(Your instructions):
Skip the pictures and extract all of the lines exactly as written.

Entries taken from a collection

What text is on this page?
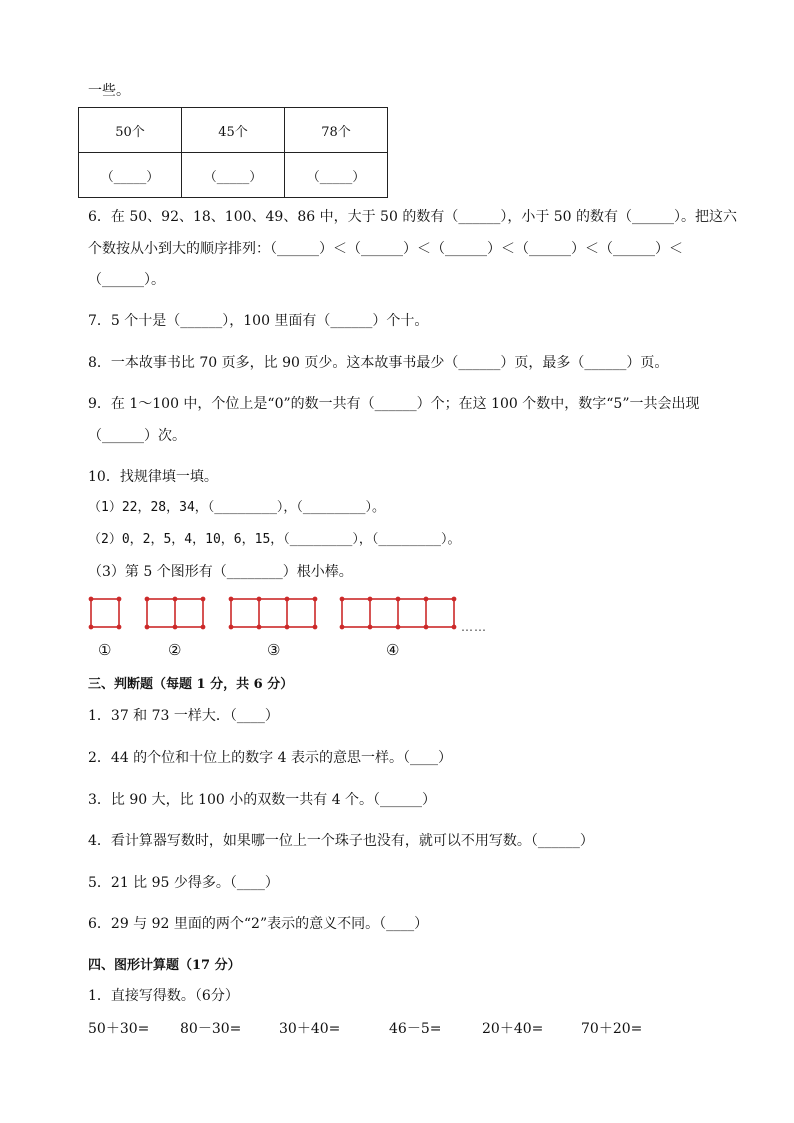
一些。
50个	45个	78个
（_____）	（_____）	（_____）
6．在 50、92、18、100、49、86 中，大于 50 的数有（______），小于 50 的数有（______）。把这六
个数按从小到大的顺序排列：（______）＜（______）＜（______）＜（______）＜（______）＜
（______）。
7．5 个十是（______），100 里面有（______）个十。
8．一本故事书比 70 页多，比 90 页少。这本故事书最少（______）页，最多（______）页。
9．在 1～100 中，个位上是“0”的数一共有（______）个；在这 100 个数中，数字“5”一共会出现
（______）次。
10．找规律填一填。
（1）22，28，34，（________），（________）。
（2）0，2，5，4，10，6，15，（________），（________）。
（3）第 5 个图形有（________）根小棒。
……
①	②	③	④
三、判断题（每题 1 分，共 6 分）
1．37 和 73 一样大．（____）
2．44 的个位和十位上的数字 4 表示的意思一样。（____）
3．比 90 大，比 100 小的双数一共有 4 个。（______）
4．看计算器写数时，如果哪一位上一个珠子也没有，就可以不用写数。（______）
5．21 比 95 少得多。（____）
6．29 与 92 里面的两个“2”表示的意义不同。（____）
四、图形计算题（17 分）
1．直接写得数。（6分）
50＋30= 80－30=	30＋40=	46－5=	20＋40=	70＋20=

(Reply to the exercise):
What text is on this page?
一些。
50个	45个	78个
（_____）	（_____）	（_____）
6．在 50、92、18、100、49、86 中，大于 50 的数有（______），小于 50 的数有（______）。把这六
个数按从小到大的顺序排列：（______）＜（______）＜（______）＜（______）＜（______）＜
（______）。
7．5 个十是（______），100 里面有（______）个十。
8．一本故事书比 70 页多，比 90 页少。这本故事书最少（______）页，最多（______）页。
9．在 1～100 中，个位上是“0”的数一共有（______）个；在这 100 个数中，数字“5”一共会出现
（______）次。
10．找规律填一填。
（1）22，28，34，（________），（________）。
（2）0，2，5，4，10，6，15，（________），（________）。
（3）第 5 个图形有（________）根小棒。
……
①	②	③	④
三、判断题（每题 1 分，共 6 分）
1．37 和 73 一样大．（____）
2．44 的个位和十位上的数字 4 表示的意思一样。（____）
3．比 90 大，比 100 小的双数一共有 4 个。（______）
4．看计算器写数时，如果哪一位上一个珠子也没有，就可以不用写数。（______）
5．21 比 95 少得多。（____）
6．29 与 92 里面的两个“2”表示的意义不同。（____）
四、图形计算题（17 分）
1．直接写得数。（6分）
50＋30= 80－30=	30＋40=	46－5=	20＋40=	70＋20=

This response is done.